- _Listed entries_:
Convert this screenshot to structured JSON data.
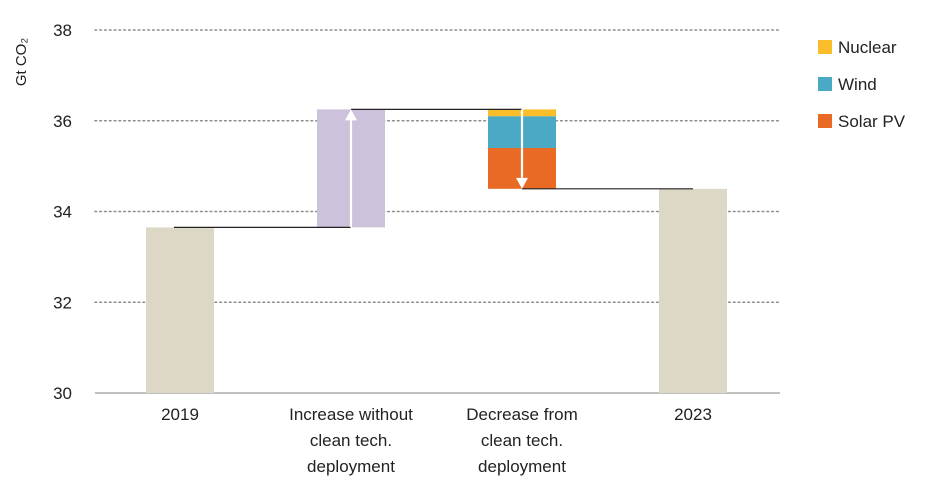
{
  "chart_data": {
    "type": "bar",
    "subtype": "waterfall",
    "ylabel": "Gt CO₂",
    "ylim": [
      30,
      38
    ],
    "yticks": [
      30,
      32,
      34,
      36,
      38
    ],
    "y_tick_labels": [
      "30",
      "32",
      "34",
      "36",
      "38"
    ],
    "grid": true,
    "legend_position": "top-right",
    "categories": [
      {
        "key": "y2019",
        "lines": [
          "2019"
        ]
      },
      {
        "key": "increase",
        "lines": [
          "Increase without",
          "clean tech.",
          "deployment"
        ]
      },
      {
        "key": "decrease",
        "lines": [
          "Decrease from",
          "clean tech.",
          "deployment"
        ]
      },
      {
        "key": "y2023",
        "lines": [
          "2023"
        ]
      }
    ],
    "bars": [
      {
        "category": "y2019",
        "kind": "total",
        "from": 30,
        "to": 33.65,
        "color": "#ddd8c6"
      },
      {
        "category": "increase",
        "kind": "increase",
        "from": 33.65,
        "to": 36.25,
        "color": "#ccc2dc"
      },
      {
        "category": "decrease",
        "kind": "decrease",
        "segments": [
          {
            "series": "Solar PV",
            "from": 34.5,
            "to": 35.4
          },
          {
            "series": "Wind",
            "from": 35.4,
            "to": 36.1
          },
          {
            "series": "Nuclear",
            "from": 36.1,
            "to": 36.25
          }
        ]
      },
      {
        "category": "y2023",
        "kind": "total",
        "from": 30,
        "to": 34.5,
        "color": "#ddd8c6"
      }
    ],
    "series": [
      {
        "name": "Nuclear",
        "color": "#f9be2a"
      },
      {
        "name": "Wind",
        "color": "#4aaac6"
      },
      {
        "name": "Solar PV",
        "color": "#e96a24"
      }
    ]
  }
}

- _Directions for this task_: Reproduce all entries without any change, and omit the pictures.

- _Solution for this problem_:
Convert this screenshot to structured JSON data.
{
  "chart_data": {
    "type": "bar",
    "subtype": "waterfall",
    "ylabel": "Gt CO₂",
    "ylim": [
      30,
      38
    ],
    "yticks": [
      30,
      32,
      34,
      36,
      38
    ],
    "y_tick_labels": [
      "30",
      "32",
      "34",
      "36",
      "38"
    ],
    "grid": true,
    "legend_position": "top-right",
    "categories": [
      {
        "key": "y2019",
        "lines": [
          "2019"
        ]
      },
      {
        "key": "increase",
        "lines": [
          "Increase without",
          "clean tech.",
          "deployment"
        ]
      },
      {
        "key": "decrease",
        "lines": [
          "Decrease from",
          "clean tech.",
          "deployment"
        ]
      },
      {
        "key": "y2023",
        "lines": [
          "2023"
        ]
      }
    ],
    "bars": [
      {
        "category": "y2019",
        "kind": "total",
        "from": 30,
        "to": 33.65,
        "color": "#ddd8c6"
      },
      {
        "category": "increase",
        "kind": "increase",
        "from": 33.65,
        "to": 36.25,
        "color": "#ccc2dc"
      },
      {
        "category": "decrease",
        "kind": "decrease",
        "segments": [
          {
            "series": "Solar PV",
            "from": 34.5,
            "to": 35.4
          },
          {
            "series": "Wind",
            "from": 35.4,
            "to": 36.1
          },
          {
            "series": "Nuclear",
            "from": 36.1,
            "to": 36.25
          }
        ]
      },
      {
        "category": "y2023",
        "kind": "total",
        "from": 30,
        "to": 34.5,
        "color": "#ddd8c6"
      }
    ],
    "series": [
      {
        "name": "Nuclear",
        "color": "#f9be2a"
      },
      {
        "name": "Wind",
        "color": "#4aaac6"
      },
      {
        "name": "Solar PV",
        "color": "#e96a24"
      }
    ]
  }
}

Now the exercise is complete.